TEXT ▸
● ● ● ●

The world’s madness

Cécile Olshausen
“Sometimes I feel like I’m living on a train,” says Helga Arias and she laughs. The Basque composer was born in Bilbao in 1984 and now lives in Switzerland. She describes herself as a nomad, because she has been on the move since her childhood and lived in many different places. In the spring of 2020, however, everything suddenly had to stop because of Corona.

 

Portrait Helga Arias zVg Helga Arias

 

Hours of video calls

Helga Arias had actually planned a longer stay in the USA; the International Contemporary Ensemble (ICE), an artists’ collective from New York, having invited her as composer in residence. But she had to stay in Europe because of the pandemic and the ICE‘s musicians in New York were also isolated and could not rehearse because of the lockdown. This standstill triggeerd creative energies in Helga Arias though and so the work I see you for amplified string quartet and live video was created and premiered at the opening concert of the SONIC MATTER Festival in Zurich in December 2021.

● ● ● ●

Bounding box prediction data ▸
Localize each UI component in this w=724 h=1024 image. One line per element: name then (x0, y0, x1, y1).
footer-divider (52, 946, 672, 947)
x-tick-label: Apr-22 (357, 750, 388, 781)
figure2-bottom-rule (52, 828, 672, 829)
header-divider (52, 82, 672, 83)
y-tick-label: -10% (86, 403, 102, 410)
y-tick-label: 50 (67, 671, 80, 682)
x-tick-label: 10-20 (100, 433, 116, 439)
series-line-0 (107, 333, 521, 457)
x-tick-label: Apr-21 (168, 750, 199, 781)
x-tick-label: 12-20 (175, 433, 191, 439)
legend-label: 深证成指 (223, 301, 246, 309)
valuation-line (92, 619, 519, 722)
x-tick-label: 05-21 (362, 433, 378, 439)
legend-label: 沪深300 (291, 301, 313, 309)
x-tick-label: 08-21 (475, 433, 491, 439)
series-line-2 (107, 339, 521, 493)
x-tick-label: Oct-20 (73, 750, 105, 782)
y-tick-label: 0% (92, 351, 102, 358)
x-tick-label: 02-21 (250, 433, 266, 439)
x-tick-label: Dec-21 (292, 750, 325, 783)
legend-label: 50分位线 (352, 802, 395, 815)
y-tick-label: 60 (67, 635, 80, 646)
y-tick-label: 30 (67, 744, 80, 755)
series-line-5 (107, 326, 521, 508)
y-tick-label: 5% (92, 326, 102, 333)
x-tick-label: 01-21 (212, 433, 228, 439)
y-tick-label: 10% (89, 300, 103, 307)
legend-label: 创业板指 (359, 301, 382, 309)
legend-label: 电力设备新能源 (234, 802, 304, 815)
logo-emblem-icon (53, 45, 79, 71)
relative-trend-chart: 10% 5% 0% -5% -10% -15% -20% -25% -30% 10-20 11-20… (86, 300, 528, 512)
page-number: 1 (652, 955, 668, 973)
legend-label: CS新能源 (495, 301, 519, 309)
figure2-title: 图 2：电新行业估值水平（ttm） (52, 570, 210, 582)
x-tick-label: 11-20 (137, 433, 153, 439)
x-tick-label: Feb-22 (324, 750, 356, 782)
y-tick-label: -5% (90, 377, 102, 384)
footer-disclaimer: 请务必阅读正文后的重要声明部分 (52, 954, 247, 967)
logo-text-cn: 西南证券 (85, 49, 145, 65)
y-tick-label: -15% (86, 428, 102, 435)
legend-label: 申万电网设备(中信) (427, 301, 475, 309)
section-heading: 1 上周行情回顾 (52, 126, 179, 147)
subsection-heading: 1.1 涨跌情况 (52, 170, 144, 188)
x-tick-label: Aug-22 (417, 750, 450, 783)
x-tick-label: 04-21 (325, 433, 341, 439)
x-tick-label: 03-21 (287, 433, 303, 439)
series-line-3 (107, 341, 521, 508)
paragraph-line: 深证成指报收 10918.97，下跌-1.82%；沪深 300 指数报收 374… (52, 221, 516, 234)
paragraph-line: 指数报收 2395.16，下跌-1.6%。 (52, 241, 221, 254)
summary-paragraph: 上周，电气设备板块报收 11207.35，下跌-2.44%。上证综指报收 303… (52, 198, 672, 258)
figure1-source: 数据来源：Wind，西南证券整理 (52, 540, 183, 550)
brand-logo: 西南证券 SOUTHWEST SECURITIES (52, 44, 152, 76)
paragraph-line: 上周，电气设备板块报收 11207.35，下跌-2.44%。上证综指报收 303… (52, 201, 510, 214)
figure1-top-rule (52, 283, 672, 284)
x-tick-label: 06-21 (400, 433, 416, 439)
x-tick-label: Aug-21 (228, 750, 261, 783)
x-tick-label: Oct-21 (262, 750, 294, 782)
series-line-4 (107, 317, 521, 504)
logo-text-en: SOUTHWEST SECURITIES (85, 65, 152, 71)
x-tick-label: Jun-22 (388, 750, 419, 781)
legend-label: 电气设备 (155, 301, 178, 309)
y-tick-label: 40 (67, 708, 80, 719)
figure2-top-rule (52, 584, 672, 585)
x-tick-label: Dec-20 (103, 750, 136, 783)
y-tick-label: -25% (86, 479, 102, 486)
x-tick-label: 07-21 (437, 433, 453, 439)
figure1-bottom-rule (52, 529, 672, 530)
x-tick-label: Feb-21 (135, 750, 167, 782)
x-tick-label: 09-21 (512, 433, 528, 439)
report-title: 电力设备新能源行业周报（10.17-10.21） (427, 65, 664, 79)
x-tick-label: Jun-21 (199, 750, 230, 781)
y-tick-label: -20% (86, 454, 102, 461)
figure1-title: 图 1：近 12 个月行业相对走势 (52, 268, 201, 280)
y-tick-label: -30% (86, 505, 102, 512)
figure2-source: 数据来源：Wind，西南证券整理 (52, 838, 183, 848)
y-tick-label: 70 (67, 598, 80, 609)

● ● ● ●

WHAT THE EXERCISE ASKS ▸ Please extract the passage of the Helga Arias text above from "Portrait Helga Arias" to "in December 2021.", copying it word for word.

SOLUTION BELOW ▸
Portrait Helga Arias zVg Helga Arias

 

Hours of video calls

Helga Arias had actually planned a longer stay in the USA; the International Contemporary Ensemble (ICE), an artists’ collective from New York, having invited her as composer in residence. But she had to stay in Europe because of the pandemic and the ICE‘s musicians in New York were also isolated and could not rehearse because of the lockdown. This standstill triggeerd creative energies in Helga Arias though and so the work I see you for amplified string quartet and live video was created and premiered at the opening concert of the SONIC MATTER Festival in Zurich in December 2021.